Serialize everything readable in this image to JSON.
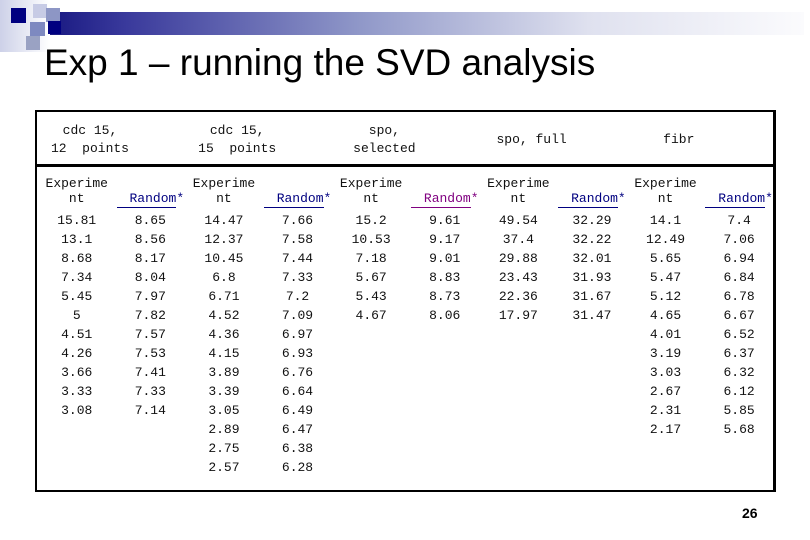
{
  "slide": {
    "title": "Exp 1 – running the SVD analysis",
    "page_number": "26"
  },
  "colors": {
    "navy": "#000080",
    "link_navy": "#000080",
    "link_purple": "#800080",
    "bar_gradient_start": "#13137d",
    "bar_gradient_end": "#fbfbfd"
  },
  "table": {
    "subheader": {
      "experiment_line1": "Experime",
      "experiment_line2": "nt",
      "random": "Random",
      "random_suffix": "*"
    },
    "groups": [
      {
        "id": "cdc15-12-points",
        "header_lines": [
          "cdc 15,",
          "12  points"
        ],
        "random_color": "#000080",
        "experiment": [
          "15.81",
          "13.1",
          "8.68",
          "7.34",
          "5.45",
          "5",
          "4.51",
          "4.26",
          "3.66",
          "3.33",
          "3.08"
        ],
        "random": [
          "8.65",
          "8.56",
          "8.17",
          "8.04",
          "7.97",
          "7.82",
          "7.57",
          "7.53",
          "7.41",
          "7.33",
          "7.14"
        ]
      },
      {
        "id": "cdc15-15-points",
        "header_lines": [
          "cdc 15,",
          "15  points"
        ],
        "random_color": "#000080",
        "experiment": [
          "14.47",
          "12.37",
          "10.45",
          "6.8",
          "6.71",
          "4.52",
          "4.36",
          "4.15",
          "3.89",
          "3.39",
          "3.05",
          "2.89",
          "2.75",
          "2.57"
        ],
        "random": [
          "7.66",
          "7.58",
          "7.44",
          "7.33",
          "7.2",
          "7.09",
          "6.97",
          "6.93",
          "6.76",
          "6.64",
          "6.49",
          "6.47",
          "6.38",
          "6.28"
        ]
      },
      {
        "id": "spo-selected",
        "header_lines": [
          "spo,",
          "selected"
        ],
        "random_color": "#800080",
        "experiment": [
          "15.2",
          "10.53",
          "7.18",
          "5.67",
          "5.43",
          "4.67"
        ],
        "random": [
          "9.61",
          "9.17",
          "9.01",
          "8.83",
          "8.73",
          "8.06"
        ]
      },
      {
        "id": "spo-full",
        "header_lines": [
          "spo, full"
        ],
        "random_color": "#000080",
        "experiment": [
          "49.54",
          "37.4",
          "29.88",
          "23.43",
          "22.36",
          "17.97"
        ],
        "random": [
          "32.29",
          "32.22",
          "32.01",
          "31.93",
          "31.67",
          "31.47"
        ]
      },
      {
        "id": "fibr",
        "header_lines": [
          "fibr"
        ],
        "random_color": "#000080",
        "experiment": [
          "14.1",
          "12.49",
          "5.65",
          "5.47",
          "5.12",
          "4.65",
          "4.01",
          "3.19",
          "3.03",
          "2.67",
          "2.31",
          "2.17"
        ],
        "random": [
          "7.4",
          "7.06",
          "6.94",
          "6.84",
          "6.78",
          "6.67",
          "6.52",
          "6.37",
          "6.32",
          "6.12",
          "5.85",
          "5.68"
        ]
      }
    ]
  }
}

§ §

GOAL
Leave every image out, and retype the material exactly.

RESULT
Serialize everything readable in this image to JSON.
{
  "slide": {
    "title": "Exp 1 – running the SVD analysis",
    "page_number": "26"
  },
  "colors": {
    "navy": "#000080",
    "link_navy": "#000080",
    "link_purple": "#800080",
    "bar_gradient_start": "#13137d",
    "bar_gradient_end": "#fbfbfd"
  },
  "table": {
    "subheader": {
      "experiment_line1": "Experime",
      "experiment_line2": "nt",
      "random": "Random",
      "random_suffix": "*"
    },
    "groups": [
      {
        "id": "cdc15-12-points",
        "header_lines": [
          "cdc 15,",
          "12  points"
        ],
        "random_color": "#000080",
        "experiment": [
          "15.81",
          "13.1",
          "8.68",
          "7.34",
          "5.45",
          "5",
          "4.51",
          "4.26",
          "3.66",
          "3.33",
          "3.08"
        ],
        "random": [
          "8.65",
          "8.56",
          "8.17",
          "8.04",
          "7.97",
          "7.82",
          "7.57",
          "7.53",
          "7.41",
          "7.33",
          "7.14"
        ]
      },
      {
        "id": "cdc15-15-points",
        "header_lines": [
          "cdc 15,",
          "15  points"
        ],
        "random_color": "#000080",
        "experiment": [
          "14.47",
          "12.37",
          "10.45",
          "6.8",
          "6.71",
          "4.52",
          "4.36",
          "4.15",
          "3.89",
          "3.39",
          "3.05",
          "2.89",
          "2.75",
          "2.57"
        ],
        "random": [
          "7.66",
          "7.58",
          "7.44",
          "7.33",
          "7.2",
          "7.09",
          "6.97",
          "6.93",
          "6.76",
          "6.64",
          "6.49",
          "6.47",
          "6.38",
          "6.28"
        ]
      },
      {
        "id": "spo-selected",
        "header_lines": [
          "spo,",
          "selected"
        ],
        "random_color": "#800080",
        "experiment": [
          "15.2",
          "10.53",
          "7.18",
          "5.67",
          "5.43",
          "4.67"
        ],
        "random": [
          "9.61",
          "9.17",
          "9.01",
          "8.83",
          "8.73",
          "8.06"
        ]
      },
      {
        "id": "spo-full",
        "header_lines": [
          "spo, full"
        ],
        "random_color": "#000080",
        "experiment": [
          "49.54",
          "37.4",
          "29.88",
          "23.43",
          "22.36",
          "17.97"
        ],
        "random": [
          "32.29",
          "32.22",
          "32.01",
          "31.93",
          "31.67",
          "31.47"
        ]
      },
      {
        "id": "fibr",
        "header_lines": [
          "fibr"
        ],
        "random_color": "#000080",
        "experiment": [
          "14.1",
          "12.49",
          "5.65",
          "5.47",
          "5.12",
          "4.65",
          "4.01",
          "3.19",
          "3.03",
          "2.67",
          "2.31",
          "2.17"
        ],
        "random": [
          "7.4",
          "7.06",
          "6.94",
          "6.84",
          "6.78",
          "6.67",
          "6.52",
          "6.37",
          "6.32",
          "6.12",
          "5.85",
          "5.68"
        ]
      }
    ]
  }
}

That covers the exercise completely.